Every line below that contains "break" is to be copied.

═════ EXTRACTED INFORMATION

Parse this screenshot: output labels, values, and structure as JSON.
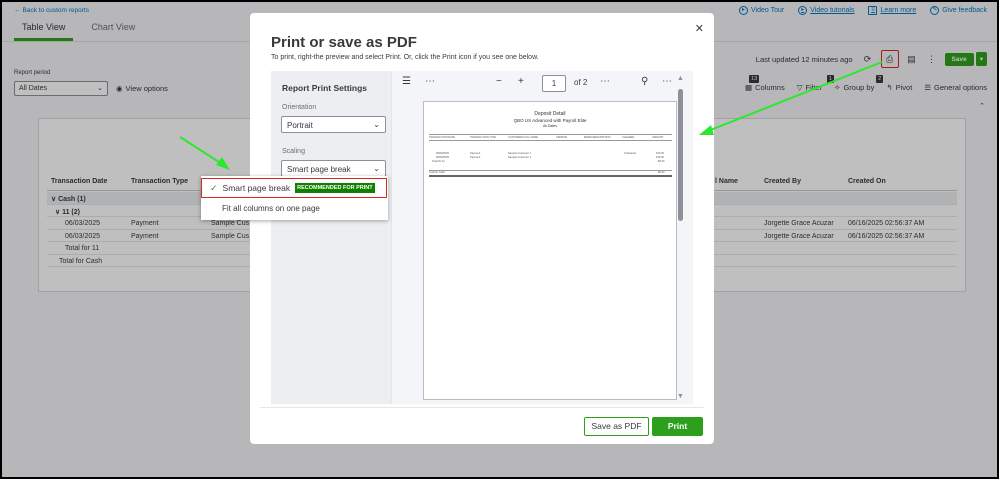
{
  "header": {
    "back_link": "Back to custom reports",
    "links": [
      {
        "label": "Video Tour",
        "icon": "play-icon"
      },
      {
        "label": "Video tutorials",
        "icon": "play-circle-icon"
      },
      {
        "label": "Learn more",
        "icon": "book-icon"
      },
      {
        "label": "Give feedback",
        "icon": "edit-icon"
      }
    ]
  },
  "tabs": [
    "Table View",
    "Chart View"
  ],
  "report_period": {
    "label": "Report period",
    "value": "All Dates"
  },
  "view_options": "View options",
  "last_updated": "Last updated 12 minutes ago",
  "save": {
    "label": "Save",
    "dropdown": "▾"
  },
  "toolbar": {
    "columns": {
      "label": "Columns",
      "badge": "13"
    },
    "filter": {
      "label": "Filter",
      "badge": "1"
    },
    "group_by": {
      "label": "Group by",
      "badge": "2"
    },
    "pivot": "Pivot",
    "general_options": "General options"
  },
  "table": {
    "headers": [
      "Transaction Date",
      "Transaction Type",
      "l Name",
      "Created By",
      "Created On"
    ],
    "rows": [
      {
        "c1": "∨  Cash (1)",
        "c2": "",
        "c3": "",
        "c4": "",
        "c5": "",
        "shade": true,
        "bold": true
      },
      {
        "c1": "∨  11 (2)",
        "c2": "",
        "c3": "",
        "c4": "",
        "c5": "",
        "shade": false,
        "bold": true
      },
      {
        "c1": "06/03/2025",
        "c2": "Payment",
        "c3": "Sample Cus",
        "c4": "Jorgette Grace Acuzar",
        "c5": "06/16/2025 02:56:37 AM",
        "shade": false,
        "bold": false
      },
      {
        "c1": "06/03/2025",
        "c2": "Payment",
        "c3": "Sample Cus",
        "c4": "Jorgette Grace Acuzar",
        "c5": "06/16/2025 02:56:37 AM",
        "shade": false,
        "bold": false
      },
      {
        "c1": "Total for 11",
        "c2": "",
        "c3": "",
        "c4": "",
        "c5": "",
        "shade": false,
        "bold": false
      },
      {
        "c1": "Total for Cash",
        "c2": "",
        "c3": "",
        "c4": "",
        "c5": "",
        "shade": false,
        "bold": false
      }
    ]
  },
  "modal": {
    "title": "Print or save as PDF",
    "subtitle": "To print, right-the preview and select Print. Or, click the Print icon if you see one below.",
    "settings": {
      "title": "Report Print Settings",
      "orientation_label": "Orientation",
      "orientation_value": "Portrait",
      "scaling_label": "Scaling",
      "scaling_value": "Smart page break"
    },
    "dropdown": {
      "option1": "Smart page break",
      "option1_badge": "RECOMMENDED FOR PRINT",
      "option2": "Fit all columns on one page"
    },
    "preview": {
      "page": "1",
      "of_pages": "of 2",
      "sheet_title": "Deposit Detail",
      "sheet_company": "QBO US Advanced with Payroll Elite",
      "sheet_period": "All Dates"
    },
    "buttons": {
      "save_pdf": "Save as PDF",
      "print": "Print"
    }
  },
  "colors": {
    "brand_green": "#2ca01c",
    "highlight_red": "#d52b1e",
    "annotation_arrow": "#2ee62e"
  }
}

══════════
═════ EXTRACTED INFORMATION

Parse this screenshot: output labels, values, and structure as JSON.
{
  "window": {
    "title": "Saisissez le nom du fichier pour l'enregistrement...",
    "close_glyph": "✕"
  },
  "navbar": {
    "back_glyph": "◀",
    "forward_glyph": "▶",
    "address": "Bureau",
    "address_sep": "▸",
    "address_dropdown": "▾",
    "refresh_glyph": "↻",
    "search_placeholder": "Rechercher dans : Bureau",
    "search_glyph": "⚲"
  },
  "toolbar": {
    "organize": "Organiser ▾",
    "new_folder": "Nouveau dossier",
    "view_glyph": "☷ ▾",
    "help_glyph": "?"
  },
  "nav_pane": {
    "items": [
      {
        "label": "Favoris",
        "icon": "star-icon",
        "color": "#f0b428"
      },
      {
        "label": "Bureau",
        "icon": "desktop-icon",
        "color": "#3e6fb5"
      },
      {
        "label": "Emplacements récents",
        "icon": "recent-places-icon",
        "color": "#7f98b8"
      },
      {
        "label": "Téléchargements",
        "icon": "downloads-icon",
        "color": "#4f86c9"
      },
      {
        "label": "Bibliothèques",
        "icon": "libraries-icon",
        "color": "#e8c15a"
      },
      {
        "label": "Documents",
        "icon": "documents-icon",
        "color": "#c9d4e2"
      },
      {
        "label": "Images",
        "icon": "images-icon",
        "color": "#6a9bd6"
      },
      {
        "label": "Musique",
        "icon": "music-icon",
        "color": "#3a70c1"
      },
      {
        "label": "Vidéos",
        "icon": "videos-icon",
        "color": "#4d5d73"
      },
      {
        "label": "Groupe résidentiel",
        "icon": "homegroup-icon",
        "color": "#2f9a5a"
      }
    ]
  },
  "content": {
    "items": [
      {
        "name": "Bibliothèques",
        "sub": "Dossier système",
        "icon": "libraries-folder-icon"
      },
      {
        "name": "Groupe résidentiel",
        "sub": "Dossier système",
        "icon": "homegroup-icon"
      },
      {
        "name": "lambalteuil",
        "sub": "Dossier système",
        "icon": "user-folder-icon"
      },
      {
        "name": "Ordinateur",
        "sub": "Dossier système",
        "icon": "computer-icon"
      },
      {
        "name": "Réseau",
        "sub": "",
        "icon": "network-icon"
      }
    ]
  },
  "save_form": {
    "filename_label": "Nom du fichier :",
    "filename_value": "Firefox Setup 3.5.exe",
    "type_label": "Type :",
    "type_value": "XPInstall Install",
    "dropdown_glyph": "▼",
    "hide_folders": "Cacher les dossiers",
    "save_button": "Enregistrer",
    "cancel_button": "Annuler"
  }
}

══════════

REPLY TO THE EXERCISE:
      "scaling_value": "Smart page break"
      "option1": "Smart page break",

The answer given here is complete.